▶ [The exercise]:
Look through the material below. Copy every line with the string "Surveyed" in it.

Start of Task inputs

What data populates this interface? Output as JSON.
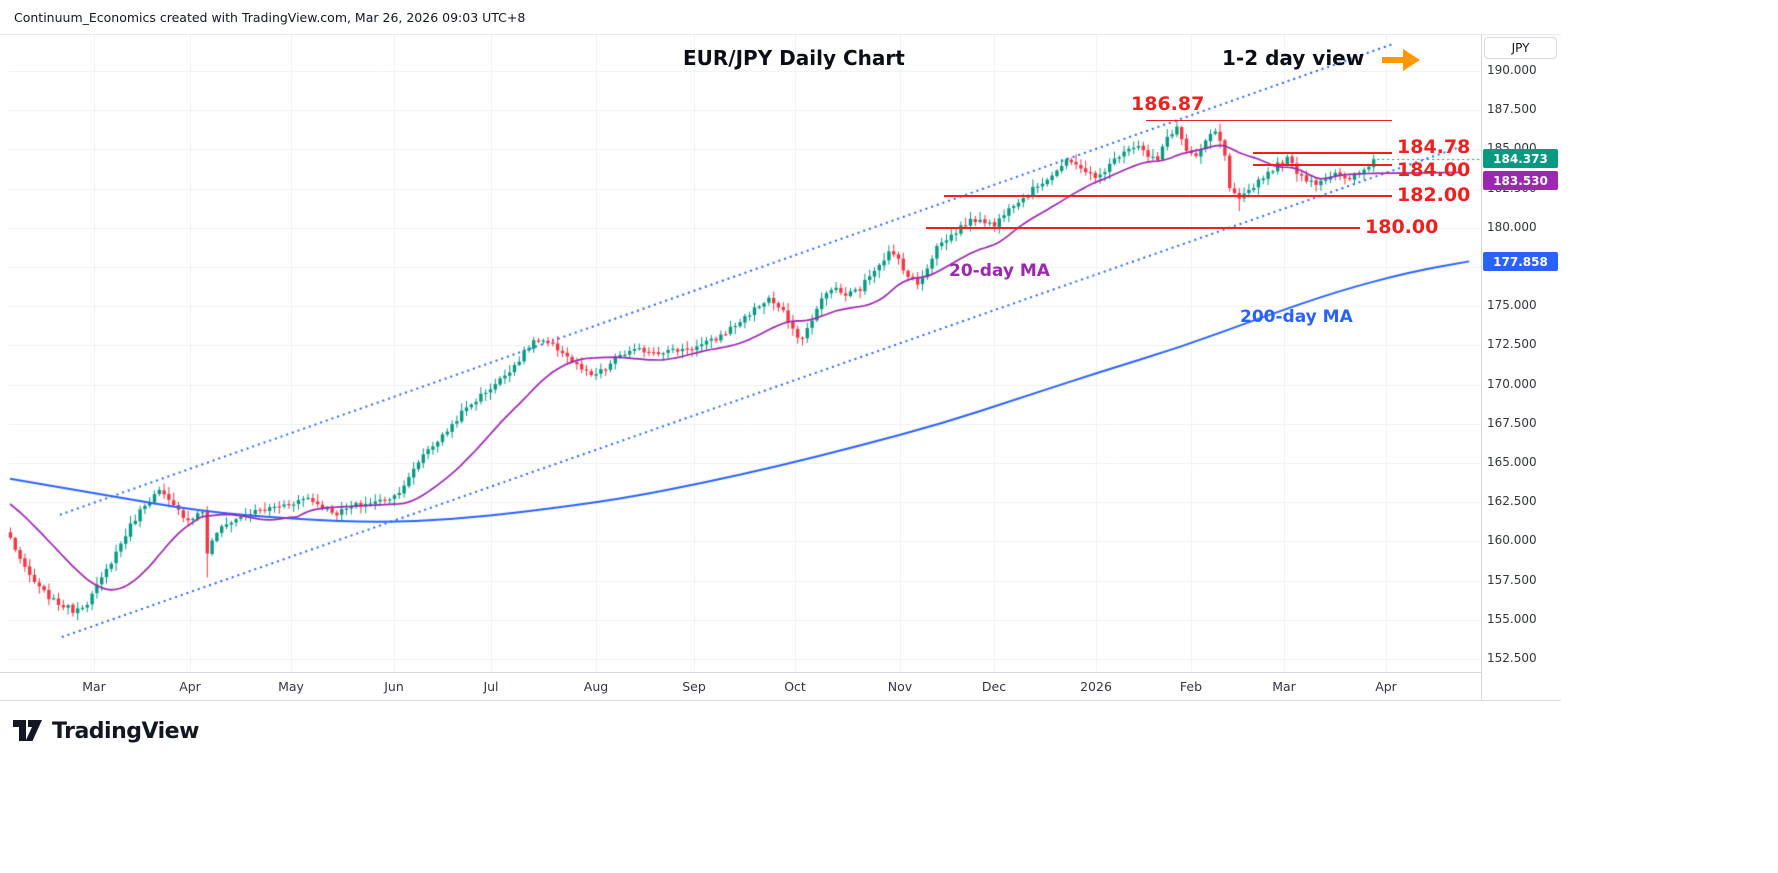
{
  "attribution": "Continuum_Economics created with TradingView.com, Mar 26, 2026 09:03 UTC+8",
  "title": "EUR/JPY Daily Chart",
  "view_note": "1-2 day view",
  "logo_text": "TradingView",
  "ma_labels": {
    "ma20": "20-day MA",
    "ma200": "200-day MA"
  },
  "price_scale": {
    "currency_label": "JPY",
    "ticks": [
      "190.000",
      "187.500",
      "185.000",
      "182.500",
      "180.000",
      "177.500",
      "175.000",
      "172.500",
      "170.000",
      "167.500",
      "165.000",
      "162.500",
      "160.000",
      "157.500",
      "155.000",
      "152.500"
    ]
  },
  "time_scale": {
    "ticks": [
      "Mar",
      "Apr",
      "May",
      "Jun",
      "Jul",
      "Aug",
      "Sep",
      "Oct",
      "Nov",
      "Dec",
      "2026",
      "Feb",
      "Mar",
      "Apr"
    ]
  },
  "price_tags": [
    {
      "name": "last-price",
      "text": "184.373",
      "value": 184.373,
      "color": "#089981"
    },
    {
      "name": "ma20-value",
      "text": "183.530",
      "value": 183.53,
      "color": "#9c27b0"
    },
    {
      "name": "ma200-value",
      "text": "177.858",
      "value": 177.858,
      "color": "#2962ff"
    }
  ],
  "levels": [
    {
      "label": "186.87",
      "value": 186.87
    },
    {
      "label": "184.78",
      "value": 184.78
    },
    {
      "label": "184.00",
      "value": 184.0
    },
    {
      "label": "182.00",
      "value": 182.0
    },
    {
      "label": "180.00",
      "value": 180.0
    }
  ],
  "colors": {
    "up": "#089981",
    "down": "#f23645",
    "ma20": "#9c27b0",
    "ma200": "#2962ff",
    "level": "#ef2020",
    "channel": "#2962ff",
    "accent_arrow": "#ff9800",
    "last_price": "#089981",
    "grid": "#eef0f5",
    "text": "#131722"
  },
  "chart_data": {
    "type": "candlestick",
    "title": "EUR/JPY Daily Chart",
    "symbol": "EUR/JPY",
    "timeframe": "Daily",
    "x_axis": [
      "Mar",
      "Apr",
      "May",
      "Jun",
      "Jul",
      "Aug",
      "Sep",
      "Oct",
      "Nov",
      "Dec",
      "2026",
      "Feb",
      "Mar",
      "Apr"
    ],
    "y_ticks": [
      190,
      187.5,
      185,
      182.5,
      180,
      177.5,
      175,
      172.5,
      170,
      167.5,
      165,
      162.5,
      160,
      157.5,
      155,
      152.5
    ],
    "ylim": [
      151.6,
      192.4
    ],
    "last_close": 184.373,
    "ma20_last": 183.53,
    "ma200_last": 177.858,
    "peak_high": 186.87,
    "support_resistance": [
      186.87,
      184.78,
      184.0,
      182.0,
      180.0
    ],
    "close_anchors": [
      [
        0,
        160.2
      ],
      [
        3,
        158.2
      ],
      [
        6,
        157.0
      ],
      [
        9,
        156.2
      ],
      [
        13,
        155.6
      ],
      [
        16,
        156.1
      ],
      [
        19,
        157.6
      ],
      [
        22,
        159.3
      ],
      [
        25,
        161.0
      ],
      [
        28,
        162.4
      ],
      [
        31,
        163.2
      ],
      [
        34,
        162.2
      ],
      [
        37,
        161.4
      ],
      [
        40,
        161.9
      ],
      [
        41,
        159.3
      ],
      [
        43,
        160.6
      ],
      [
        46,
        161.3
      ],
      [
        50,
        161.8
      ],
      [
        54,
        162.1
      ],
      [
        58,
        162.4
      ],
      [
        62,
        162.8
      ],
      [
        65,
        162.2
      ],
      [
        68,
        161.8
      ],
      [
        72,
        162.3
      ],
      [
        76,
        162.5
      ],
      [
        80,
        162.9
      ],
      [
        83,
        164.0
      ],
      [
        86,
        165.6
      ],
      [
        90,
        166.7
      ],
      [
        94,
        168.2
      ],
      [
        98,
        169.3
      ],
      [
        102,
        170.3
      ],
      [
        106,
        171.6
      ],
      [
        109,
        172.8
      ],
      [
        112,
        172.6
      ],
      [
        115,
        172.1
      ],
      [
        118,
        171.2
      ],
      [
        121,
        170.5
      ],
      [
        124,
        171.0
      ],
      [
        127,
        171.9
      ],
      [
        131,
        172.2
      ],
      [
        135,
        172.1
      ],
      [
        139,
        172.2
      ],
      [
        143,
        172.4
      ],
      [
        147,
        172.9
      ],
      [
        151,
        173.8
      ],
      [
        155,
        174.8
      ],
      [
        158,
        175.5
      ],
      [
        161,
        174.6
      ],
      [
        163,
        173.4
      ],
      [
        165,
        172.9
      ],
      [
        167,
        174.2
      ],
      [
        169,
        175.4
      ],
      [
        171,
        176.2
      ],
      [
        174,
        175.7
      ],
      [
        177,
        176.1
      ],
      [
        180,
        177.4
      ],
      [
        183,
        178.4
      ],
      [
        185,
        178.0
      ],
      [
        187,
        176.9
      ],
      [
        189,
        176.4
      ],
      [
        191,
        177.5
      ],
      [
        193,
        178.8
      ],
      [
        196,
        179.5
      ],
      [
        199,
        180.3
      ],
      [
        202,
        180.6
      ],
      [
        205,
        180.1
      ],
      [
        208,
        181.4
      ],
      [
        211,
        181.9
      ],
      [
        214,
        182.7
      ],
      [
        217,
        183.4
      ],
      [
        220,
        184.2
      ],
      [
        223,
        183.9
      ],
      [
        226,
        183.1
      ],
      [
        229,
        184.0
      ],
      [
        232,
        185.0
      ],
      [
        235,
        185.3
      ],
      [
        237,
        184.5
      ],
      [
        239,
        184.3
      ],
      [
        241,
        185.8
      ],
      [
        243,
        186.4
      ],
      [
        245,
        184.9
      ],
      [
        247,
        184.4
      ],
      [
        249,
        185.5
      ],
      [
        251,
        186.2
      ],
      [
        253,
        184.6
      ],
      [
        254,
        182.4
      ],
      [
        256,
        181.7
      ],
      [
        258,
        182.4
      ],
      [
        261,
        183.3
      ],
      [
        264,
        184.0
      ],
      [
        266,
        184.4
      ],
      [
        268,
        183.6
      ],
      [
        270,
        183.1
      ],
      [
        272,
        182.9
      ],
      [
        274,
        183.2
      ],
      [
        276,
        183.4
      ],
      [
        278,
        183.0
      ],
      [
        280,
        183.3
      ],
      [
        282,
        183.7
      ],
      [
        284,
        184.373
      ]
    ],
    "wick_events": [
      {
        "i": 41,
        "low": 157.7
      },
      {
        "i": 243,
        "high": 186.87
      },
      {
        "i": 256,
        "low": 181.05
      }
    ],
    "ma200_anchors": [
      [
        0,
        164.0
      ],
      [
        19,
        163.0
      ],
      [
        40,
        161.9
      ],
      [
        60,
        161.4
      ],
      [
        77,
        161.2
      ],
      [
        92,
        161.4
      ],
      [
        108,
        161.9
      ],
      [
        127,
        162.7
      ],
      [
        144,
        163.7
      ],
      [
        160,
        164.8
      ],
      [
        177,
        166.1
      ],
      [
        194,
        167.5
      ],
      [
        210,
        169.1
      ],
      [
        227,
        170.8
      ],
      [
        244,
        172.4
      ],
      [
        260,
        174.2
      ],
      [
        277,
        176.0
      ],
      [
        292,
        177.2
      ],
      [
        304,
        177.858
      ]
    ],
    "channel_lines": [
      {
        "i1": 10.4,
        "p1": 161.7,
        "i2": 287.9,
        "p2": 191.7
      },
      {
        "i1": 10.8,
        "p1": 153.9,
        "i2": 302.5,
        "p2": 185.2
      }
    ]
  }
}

End of Task inputs
Start of Task inputs

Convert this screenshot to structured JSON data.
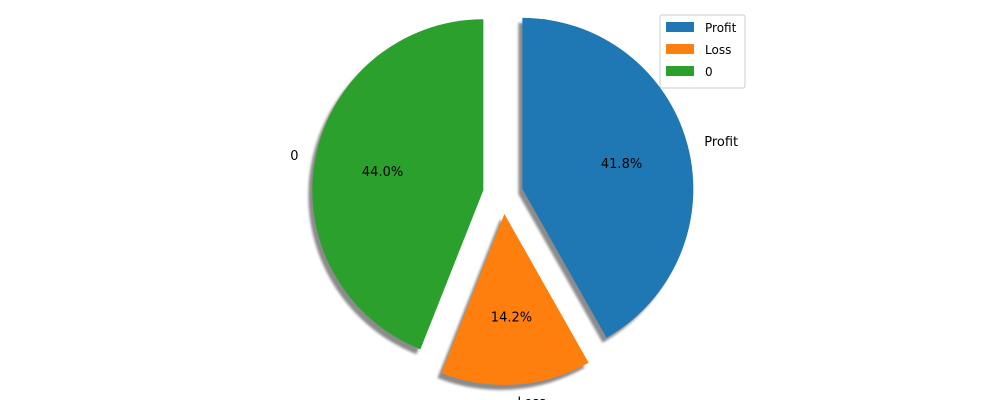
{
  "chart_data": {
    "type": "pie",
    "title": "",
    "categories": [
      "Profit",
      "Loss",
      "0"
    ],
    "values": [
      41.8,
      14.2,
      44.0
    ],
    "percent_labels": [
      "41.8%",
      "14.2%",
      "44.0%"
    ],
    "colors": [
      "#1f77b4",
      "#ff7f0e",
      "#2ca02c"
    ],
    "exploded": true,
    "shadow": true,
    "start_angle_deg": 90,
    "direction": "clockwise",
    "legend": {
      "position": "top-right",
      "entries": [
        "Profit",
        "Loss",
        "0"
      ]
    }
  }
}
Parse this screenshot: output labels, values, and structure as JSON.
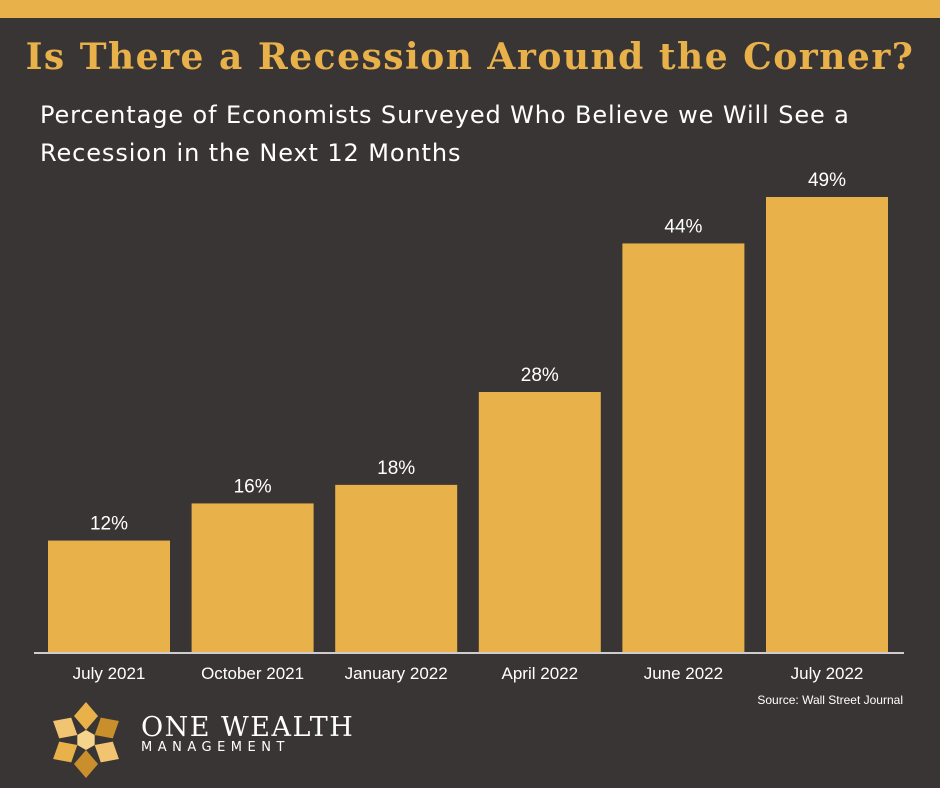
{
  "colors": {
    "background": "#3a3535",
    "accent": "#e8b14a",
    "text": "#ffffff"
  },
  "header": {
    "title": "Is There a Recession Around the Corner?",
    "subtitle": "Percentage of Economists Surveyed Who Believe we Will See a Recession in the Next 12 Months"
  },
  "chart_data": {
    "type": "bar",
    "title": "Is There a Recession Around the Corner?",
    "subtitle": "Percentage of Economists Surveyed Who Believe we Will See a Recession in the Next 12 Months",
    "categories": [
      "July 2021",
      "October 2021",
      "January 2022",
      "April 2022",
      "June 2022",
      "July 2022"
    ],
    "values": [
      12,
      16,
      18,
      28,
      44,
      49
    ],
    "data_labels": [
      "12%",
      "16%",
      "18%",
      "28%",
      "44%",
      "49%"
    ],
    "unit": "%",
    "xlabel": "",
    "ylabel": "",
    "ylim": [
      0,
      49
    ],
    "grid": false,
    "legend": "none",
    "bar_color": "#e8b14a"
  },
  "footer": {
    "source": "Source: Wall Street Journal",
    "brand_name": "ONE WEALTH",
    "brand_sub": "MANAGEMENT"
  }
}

End of Task inputs

▶ [Solution]:
    "subtitle": "Percentage of Economists Surveyed Who Believe we Will See a Recession in the Next 12 Months"
    "subtitle": "Percentage of Economists Surveyed Who Believe we Will See a Recession in the Next 12 Months",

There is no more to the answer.